#### DIRECTIONS:
Return every record verbatim.

#### RECORDS SHOWN:
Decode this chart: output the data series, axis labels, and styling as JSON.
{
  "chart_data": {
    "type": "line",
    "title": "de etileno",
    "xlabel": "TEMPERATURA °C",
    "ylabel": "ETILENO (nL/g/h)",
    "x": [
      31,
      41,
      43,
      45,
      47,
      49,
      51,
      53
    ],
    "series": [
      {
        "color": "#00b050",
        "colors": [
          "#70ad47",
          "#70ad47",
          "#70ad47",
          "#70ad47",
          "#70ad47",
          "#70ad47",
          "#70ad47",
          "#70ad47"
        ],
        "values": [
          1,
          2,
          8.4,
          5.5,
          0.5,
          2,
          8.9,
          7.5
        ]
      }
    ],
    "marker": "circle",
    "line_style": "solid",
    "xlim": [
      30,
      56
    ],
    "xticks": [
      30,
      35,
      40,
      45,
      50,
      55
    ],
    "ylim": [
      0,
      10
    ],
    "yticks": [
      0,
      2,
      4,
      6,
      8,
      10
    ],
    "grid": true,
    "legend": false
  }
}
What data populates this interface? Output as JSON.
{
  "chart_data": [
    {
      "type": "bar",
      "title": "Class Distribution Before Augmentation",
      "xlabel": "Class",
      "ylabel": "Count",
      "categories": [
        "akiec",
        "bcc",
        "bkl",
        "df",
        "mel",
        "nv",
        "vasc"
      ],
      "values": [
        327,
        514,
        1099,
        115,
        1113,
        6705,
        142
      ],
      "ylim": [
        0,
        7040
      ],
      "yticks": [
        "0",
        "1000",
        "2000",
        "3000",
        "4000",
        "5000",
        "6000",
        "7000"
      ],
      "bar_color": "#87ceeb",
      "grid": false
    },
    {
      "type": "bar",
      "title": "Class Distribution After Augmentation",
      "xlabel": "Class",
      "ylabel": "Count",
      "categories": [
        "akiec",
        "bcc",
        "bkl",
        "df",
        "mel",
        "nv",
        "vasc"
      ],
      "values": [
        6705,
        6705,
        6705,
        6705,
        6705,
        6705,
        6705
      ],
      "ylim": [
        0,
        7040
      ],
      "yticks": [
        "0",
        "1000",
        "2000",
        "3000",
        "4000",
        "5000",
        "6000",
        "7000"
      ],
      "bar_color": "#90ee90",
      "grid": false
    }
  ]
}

#### SOLUTION:
Decode this chart: output the data series, axis labels, and styling as JSON.
{
  "chart_data": {
    "type": "line",
    "title": "de etileno",
    "xlabel": "TEMPERATURA °C",
    "ylabel": "ETILENO (nL/g/h)",
    "x": [
      31,
      41,
      43,
      45,
      47,
      49,
      51,
      53
    ],
    "series": [
      {
        "color": "#00b050",
        "colors": [
          "#70ad47",
          "#70ad47",
          "#70ad47",
          "#70ad47",
          "#70ad47",
          "#70ad47",
          "#70ad47",
          "#70ad47"
        ],
        "values": [
          1,
          2,
          8.4,
          5.5,
          0.5,
          2,
          8.9,
          7.5
        ]
      }
    ],
    "marker": "circle",
    "line_style": "solid",
    "xlim": [
      30,
      56
    ],
    "xticks": [
      30,
      35,
      40,
      45,
      50,
      55
    ],
    "ylim": [
      0,
      10
    ],
    "yticks": [
      0,
      2,
      4,
      6,
      8,
      10
    ],
    "grid": true,
    "legend": false
  }
}
What data populates this interface? Output as JSON.
{
  "chart_data": [
    {
      "type": "bar",
      "title": "Class Distribution Before Augmentation",
      "xlabel": "Class",
      "ylabel": "Count",
      "categories": [
        "akiec",
        "bcc",
        "bkl",
        "df",
        "mel",
        "nv",
        "vasc"
      ],
      "values": [
        327,
        514,
        1099,
        115,
        1113,
        6705,
        142
      ],
      "ylim": [
        0,
        7040
      ],
      "yticks": [
        "0",
        "1000",
        "2000",
        "3000",
        "4000",
        "5000",
        "6000",
        "7000"
      ],
      "bar_color": "#87ceeb",
      "grid": false
    },
    {
      "type": "bar",
      "title": "Class Distribution After Augmentation",
      "xlabel": "Class",
      "ylabel": "Count",
      "categories": [
        "akiec",
        "bcc",
        "bkl",
        "df",
        "mel",
        "nv",
        "vasc"
      ],
      "values": [
        6705,
        6705,
        6705,
        6705,
        6705,
        6705,
        6705
      ],
      "ylim": [
        0,
        7040
      ],
      "yticks": [
        "0",
        "1000",
        "2000",
        "3000",
        "4000",
        "5000",
        "6000",
        "7000"
      ],
      "bar_color": "#90ee90",
      "grid": false
    }
  ]
}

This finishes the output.